_What is being asked_
Pick every line from the data that holds the word "hdmi".

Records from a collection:

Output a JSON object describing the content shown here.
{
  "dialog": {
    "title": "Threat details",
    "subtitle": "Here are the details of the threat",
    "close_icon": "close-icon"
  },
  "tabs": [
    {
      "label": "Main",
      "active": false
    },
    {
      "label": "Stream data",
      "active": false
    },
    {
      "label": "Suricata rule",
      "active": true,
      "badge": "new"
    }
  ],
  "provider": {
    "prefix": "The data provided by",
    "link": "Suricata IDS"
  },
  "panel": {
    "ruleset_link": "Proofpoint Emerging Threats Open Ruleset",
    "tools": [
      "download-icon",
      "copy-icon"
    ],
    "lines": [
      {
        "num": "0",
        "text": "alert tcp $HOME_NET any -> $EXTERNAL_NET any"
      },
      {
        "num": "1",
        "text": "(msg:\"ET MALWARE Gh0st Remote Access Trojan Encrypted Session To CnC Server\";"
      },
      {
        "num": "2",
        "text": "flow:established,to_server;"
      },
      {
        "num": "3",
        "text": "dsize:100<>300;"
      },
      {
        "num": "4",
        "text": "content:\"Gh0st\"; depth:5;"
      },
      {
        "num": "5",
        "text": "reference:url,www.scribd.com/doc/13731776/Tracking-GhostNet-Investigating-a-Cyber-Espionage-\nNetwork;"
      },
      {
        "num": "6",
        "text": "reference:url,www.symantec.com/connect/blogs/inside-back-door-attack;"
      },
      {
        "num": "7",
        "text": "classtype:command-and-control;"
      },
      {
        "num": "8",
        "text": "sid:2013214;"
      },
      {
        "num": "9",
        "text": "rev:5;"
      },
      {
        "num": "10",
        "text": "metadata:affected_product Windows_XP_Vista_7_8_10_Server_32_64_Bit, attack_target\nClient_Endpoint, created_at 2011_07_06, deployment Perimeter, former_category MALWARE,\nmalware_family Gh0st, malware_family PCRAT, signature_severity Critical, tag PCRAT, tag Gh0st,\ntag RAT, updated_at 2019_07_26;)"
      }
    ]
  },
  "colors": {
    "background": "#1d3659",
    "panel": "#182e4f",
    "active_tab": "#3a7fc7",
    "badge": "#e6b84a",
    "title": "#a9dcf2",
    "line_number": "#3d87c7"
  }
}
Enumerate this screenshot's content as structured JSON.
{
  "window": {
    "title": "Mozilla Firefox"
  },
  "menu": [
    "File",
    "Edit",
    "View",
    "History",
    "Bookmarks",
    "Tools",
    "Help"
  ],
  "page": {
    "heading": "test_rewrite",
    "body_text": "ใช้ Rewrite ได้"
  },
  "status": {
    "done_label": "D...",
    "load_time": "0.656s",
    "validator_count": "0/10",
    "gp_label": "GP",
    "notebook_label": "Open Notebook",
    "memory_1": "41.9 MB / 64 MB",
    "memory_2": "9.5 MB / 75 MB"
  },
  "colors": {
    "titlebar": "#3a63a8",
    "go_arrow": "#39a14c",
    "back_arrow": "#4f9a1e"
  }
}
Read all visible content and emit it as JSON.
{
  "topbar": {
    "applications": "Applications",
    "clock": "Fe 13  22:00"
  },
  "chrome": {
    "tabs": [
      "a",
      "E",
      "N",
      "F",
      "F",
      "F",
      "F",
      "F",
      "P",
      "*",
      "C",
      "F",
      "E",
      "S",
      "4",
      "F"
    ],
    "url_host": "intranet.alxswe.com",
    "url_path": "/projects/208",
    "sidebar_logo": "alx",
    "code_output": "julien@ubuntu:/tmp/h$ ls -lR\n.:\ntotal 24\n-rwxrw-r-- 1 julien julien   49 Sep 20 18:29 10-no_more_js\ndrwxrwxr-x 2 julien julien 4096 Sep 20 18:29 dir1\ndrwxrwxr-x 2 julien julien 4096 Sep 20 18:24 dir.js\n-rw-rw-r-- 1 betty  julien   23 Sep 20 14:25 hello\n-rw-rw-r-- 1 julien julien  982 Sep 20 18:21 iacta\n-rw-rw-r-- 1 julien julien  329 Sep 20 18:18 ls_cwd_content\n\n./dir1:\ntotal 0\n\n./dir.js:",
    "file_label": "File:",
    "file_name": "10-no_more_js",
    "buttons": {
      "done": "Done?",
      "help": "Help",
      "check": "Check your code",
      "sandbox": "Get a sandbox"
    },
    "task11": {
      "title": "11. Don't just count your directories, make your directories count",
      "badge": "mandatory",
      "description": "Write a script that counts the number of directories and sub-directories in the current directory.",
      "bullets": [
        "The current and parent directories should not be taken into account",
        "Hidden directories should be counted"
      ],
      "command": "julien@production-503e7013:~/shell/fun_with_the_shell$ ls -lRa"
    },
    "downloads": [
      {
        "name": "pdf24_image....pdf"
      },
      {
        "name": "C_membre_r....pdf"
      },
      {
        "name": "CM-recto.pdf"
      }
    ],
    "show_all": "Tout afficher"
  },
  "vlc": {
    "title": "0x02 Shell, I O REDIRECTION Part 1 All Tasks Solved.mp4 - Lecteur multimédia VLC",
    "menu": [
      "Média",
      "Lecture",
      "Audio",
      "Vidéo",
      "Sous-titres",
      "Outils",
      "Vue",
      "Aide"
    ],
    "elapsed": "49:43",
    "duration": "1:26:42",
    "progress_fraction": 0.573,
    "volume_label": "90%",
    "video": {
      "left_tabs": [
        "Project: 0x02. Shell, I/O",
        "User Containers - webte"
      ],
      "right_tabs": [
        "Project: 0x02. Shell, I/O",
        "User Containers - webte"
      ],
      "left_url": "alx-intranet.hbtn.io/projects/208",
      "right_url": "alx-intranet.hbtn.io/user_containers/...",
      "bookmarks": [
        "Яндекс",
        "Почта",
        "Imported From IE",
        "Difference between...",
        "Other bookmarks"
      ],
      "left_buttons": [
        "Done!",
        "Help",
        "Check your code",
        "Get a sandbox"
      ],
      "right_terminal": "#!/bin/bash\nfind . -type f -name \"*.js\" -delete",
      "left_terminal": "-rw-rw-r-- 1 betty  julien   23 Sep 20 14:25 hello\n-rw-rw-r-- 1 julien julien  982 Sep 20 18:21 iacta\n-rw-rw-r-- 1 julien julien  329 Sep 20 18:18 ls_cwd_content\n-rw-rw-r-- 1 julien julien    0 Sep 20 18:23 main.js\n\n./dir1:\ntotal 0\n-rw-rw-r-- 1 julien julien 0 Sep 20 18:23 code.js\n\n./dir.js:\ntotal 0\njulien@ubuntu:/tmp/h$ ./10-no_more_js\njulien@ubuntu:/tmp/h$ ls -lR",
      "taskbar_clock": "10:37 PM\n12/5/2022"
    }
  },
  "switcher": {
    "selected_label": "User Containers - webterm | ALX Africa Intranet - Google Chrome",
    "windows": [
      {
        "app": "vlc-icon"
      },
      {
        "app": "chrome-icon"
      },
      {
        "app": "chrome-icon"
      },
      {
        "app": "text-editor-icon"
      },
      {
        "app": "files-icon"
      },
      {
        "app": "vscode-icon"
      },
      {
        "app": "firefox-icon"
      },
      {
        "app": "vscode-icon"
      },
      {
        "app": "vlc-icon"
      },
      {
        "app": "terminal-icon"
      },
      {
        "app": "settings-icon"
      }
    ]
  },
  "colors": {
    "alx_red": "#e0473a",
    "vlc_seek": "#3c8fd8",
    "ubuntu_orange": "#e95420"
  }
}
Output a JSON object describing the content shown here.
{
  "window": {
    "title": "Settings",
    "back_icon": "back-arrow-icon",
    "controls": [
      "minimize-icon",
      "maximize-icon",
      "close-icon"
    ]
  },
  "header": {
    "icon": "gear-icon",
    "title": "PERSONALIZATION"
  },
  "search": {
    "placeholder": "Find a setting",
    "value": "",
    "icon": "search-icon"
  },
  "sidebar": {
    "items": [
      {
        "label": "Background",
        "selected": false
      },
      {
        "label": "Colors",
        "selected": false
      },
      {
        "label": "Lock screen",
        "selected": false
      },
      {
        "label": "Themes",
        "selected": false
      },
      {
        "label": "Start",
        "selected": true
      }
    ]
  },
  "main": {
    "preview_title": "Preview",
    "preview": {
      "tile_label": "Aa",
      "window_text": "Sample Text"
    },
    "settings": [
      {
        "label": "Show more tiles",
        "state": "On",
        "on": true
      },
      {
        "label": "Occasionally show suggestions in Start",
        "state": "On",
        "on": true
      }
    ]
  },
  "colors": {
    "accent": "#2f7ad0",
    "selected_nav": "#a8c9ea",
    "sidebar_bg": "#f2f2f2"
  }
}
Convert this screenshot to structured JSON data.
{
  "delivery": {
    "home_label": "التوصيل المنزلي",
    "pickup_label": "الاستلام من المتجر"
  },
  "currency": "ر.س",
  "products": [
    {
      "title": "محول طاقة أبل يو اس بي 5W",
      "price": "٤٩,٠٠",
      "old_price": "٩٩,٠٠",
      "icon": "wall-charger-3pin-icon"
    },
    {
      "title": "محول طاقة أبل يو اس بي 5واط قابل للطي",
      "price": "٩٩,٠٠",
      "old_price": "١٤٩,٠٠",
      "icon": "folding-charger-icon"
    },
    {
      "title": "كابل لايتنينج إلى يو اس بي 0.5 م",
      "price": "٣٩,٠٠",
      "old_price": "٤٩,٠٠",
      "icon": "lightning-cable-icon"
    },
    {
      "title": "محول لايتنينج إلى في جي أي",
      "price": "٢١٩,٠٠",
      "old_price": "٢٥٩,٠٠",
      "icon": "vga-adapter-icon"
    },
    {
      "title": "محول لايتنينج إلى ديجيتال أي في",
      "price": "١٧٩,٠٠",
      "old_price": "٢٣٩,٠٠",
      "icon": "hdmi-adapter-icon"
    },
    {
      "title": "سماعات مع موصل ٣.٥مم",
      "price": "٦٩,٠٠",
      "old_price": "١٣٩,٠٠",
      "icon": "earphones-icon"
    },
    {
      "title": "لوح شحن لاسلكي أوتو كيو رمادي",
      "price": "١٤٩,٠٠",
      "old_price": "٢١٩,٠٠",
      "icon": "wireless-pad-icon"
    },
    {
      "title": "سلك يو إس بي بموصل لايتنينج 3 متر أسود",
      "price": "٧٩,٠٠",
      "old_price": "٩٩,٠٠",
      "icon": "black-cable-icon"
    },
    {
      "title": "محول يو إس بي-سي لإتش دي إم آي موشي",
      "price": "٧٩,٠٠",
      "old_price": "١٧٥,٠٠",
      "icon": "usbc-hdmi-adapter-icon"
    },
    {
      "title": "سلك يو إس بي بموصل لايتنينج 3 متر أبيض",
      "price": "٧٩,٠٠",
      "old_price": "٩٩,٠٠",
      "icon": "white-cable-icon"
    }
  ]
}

_Complete answer_
      "icon": "hdmi-adapter-icon"
      "icon": "usbc-hdmi-adapter-icon"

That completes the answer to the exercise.